Recorded data:
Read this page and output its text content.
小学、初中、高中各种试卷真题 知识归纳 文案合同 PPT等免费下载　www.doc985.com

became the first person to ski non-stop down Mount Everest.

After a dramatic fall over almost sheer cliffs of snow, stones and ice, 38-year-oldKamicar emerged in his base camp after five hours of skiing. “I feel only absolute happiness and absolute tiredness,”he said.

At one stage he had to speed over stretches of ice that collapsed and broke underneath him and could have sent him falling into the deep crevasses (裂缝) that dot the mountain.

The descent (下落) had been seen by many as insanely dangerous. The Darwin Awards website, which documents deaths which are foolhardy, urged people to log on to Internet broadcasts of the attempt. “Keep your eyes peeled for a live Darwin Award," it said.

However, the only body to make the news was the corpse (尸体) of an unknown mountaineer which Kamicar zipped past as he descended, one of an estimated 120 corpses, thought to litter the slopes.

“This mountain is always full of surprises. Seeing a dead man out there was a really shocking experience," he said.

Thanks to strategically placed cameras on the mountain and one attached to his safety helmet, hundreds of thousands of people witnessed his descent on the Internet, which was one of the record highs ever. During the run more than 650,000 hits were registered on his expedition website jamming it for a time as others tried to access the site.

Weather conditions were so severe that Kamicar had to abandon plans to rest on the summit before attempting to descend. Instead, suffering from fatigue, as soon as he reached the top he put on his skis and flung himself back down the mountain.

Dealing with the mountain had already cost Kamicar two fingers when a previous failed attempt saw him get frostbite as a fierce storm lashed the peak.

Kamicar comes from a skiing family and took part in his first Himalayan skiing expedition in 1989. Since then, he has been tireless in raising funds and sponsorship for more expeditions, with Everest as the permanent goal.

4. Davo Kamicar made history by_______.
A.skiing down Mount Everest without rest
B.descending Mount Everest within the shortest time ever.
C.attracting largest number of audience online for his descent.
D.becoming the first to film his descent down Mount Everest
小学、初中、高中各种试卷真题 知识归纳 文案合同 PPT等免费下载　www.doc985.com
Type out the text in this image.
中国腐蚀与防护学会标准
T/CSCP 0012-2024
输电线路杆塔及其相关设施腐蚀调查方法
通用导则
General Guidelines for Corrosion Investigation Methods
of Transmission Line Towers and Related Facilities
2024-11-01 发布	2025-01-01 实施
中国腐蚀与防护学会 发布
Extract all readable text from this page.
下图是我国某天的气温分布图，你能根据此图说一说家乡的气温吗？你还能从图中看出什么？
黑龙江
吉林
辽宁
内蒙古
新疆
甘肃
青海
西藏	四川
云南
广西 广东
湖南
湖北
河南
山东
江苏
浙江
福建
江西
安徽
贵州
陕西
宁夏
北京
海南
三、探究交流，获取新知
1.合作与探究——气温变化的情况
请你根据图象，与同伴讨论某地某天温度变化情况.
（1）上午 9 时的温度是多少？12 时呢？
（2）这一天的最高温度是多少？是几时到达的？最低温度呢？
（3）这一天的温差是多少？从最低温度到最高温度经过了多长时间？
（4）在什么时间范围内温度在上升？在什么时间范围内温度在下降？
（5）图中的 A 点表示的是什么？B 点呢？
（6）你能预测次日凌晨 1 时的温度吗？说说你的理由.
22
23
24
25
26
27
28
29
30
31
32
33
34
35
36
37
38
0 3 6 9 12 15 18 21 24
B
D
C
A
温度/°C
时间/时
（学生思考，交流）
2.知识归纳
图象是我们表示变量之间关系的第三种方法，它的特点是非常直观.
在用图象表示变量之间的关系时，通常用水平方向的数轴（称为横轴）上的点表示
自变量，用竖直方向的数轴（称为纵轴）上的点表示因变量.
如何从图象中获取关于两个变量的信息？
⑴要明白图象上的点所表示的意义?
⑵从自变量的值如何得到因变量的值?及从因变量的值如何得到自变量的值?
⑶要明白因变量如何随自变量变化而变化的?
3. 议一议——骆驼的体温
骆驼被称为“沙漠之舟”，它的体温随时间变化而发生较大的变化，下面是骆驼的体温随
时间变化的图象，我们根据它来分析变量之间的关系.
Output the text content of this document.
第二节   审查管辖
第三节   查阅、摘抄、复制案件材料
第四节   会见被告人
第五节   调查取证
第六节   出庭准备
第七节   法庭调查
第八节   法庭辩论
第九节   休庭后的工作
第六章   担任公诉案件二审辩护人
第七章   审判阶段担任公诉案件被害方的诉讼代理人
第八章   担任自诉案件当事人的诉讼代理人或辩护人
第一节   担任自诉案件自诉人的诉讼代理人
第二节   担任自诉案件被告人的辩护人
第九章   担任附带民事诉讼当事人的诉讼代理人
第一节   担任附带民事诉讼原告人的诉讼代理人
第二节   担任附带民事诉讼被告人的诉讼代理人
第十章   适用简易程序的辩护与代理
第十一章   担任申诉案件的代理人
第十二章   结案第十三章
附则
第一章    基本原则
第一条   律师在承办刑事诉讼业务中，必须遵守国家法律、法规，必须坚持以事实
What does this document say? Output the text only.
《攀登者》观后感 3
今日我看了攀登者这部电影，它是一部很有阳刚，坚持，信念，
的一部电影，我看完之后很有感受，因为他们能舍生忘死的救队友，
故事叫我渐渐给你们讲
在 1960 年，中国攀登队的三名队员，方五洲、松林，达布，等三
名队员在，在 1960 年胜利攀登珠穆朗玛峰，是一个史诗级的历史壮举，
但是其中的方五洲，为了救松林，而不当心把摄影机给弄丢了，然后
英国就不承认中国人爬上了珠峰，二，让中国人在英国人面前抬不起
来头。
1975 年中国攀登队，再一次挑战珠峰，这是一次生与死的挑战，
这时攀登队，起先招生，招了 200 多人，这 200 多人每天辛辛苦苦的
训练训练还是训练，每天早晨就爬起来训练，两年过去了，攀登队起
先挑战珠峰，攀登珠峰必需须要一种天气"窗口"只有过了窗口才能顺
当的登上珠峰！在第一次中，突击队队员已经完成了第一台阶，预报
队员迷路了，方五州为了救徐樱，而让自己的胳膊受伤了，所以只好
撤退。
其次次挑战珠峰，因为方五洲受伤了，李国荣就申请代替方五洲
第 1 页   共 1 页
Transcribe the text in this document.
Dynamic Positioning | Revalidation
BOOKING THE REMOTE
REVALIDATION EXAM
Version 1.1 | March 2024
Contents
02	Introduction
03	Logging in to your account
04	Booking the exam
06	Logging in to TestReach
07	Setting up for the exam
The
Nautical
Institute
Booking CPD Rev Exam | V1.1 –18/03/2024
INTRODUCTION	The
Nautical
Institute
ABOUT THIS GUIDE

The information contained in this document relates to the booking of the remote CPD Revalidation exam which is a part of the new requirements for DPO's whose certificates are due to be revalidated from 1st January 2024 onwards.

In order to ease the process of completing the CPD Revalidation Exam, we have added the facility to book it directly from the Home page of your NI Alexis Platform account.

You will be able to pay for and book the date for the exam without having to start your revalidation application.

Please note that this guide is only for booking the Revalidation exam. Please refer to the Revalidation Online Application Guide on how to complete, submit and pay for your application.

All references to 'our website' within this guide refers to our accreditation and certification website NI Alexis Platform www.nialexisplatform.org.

## EXERCISE
Look through the records and gather every line containing "have".

## TASK RESPONSE
At one stage he had to speed over stretches of ice that collapsed and broke underneath him and could have sent him falling into the deep crevasses (裂缝) that dot the mountain.
In order to ease the process of completing the CPD Revalidation Exam, we have added the facility to book it directly from the Home page of your NI Alexis Platform account.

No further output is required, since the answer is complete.